(A run of lines)
────────────────────────────────────────

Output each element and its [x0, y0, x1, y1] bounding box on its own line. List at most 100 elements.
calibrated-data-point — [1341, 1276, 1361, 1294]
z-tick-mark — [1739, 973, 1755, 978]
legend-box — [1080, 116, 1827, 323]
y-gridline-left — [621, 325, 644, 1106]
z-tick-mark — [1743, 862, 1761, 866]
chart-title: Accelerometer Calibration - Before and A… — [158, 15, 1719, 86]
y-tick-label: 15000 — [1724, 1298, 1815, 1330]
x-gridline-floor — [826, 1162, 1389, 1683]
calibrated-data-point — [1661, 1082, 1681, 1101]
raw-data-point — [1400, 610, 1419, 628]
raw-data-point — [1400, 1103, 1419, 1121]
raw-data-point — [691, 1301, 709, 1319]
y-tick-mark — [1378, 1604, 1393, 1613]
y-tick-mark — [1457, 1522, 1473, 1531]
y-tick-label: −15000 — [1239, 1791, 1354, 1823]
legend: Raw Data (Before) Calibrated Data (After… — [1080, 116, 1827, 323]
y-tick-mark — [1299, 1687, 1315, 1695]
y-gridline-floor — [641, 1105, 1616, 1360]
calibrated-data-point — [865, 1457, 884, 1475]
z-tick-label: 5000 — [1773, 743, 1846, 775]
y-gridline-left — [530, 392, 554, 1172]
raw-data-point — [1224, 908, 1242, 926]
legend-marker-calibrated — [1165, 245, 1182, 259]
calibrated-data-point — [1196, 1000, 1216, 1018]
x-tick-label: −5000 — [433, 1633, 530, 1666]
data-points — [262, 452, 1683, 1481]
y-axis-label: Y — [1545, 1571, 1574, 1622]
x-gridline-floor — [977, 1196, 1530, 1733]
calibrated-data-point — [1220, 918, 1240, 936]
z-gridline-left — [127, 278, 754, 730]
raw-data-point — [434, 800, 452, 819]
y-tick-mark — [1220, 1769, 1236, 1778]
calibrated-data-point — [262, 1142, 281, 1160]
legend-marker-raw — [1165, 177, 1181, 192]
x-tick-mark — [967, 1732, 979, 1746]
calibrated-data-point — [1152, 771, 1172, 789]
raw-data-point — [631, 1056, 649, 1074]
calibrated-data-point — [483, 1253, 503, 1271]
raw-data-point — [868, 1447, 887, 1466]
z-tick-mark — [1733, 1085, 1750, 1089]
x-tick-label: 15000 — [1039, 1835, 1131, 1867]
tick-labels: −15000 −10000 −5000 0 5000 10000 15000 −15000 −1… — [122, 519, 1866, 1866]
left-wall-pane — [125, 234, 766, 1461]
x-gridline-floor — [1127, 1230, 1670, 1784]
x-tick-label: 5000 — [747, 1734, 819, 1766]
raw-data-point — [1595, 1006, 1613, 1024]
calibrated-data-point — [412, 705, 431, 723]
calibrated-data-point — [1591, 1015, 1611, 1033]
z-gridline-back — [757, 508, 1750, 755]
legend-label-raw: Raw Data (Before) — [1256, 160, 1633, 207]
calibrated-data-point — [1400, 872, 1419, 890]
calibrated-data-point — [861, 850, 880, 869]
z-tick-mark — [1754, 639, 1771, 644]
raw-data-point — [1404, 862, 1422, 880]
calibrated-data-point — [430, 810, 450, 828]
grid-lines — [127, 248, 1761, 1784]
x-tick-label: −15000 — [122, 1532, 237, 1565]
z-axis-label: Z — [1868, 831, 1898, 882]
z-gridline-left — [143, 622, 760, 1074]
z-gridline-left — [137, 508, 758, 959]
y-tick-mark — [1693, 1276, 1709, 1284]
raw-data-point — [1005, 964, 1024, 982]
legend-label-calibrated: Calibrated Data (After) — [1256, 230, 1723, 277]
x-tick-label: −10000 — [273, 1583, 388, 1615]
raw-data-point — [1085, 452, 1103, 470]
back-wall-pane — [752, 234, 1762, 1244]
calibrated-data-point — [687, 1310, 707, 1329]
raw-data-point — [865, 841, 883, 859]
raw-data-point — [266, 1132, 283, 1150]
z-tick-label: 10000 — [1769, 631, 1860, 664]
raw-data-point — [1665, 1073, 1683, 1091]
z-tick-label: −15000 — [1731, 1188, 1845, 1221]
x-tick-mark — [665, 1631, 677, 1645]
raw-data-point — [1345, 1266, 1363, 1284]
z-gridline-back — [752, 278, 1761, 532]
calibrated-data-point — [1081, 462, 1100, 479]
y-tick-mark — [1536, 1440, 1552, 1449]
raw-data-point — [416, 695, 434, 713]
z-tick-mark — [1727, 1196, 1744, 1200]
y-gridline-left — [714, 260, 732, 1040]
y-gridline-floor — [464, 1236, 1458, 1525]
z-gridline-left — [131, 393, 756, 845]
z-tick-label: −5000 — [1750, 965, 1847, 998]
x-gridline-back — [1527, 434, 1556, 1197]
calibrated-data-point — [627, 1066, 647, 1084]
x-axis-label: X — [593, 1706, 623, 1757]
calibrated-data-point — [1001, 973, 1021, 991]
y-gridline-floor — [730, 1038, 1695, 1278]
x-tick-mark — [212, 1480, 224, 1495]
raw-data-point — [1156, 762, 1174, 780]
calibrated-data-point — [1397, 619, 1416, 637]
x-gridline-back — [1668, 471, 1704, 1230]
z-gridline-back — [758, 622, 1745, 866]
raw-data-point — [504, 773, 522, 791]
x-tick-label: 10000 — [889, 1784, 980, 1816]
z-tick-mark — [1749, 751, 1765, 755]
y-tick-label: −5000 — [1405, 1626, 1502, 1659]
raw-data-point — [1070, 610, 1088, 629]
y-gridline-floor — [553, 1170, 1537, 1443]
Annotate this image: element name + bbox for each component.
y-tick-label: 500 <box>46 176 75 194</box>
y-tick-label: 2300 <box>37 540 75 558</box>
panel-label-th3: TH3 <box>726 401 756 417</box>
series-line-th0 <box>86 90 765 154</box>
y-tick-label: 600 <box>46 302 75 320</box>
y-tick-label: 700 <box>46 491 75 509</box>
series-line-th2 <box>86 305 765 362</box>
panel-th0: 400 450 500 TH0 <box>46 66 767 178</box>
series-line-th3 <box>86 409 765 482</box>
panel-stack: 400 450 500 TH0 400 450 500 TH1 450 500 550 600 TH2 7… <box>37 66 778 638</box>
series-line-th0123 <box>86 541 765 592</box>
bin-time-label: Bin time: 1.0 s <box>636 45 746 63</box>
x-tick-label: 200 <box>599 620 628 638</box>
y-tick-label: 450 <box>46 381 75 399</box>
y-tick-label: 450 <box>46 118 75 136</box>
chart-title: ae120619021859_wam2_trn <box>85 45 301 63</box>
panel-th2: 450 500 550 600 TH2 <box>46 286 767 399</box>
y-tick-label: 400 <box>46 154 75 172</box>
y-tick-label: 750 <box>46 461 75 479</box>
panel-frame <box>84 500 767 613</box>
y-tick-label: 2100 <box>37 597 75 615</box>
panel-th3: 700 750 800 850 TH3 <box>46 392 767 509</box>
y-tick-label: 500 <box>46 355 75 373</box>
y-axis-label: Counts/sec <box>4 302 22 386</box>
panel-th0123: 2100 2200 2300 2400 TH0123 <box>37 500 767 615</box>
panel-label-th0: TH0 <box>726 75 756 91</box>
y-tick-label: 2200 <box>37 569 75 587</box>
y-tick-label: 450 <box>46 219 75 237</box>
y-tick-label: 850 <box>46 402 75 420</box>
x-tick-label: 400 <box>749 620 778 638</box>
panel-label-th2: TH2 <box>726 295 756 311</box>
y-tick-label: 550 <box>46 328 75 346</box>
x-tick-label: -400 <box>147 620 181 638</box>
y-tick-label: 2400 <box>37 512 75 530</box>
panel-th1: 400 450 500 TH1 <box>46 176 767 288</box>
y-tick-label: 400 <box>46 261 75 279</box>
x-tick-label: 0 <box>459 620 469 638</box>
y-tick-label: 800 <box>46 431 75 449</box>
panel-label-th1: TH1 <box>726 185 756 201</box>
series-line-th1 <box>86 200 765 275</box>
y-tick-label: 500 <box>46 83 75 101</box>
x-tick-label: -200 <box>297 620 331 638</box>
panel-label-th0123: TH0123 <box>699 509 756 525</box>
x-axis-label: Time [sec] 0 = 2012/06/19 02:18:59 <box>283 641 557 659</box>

────────────────────────────────────────

Please rewrite the lines from the first one through the line containing "y-tick-mark — [1299, 1687, 1315, 1695]", putting "uncalibrated-data-point" in place of "raw-data-point" and leaving everything else unchanged.

Output each element and its [x0, y0, x1, y1] bounding box on its own line. List at most 100 elements.
calibrated-data-point — [1341, 1276, 1361, 1294]
z-tick-mark — [1739, 973, 1755, 978]
legend-box — [1080, 116, 1827, 323]
y-gridline-left — [621, 325, 644, 1106]
z-tick-mark — [1743, 862, 1761, 866]
chart-title: Accelerometer Calibration - Before and A… — [158, 15, 1719, 86]
y-tick-label: 15000 — [1724, 1298, 1815, 1330]
x-gridline-floor — [826, 1162, 1389, 1683]
calibrated-data-point — [1661, 1082, 1681, 1101]
uncalibrated-data-point — [1400, 610, 1419, 628]
uncalibrated-data-point — [1400, 1103, 1419, 1121]
uncalibrated-data-point — [691, 1301, 709, 1319]
y-tick-mark — [1378, 1604, 1393, 1613]
y-tick-mark — [1457, 1522, 1473, 1531]
y-tick-label: −15000 — [1239, 1791, 1354, 1823]
legend: Raw Data (Before) Calibrated Data (After… — [1080, 116, 1827, 323]
y-tick-mark — [1299, 1687, 1315, 1695]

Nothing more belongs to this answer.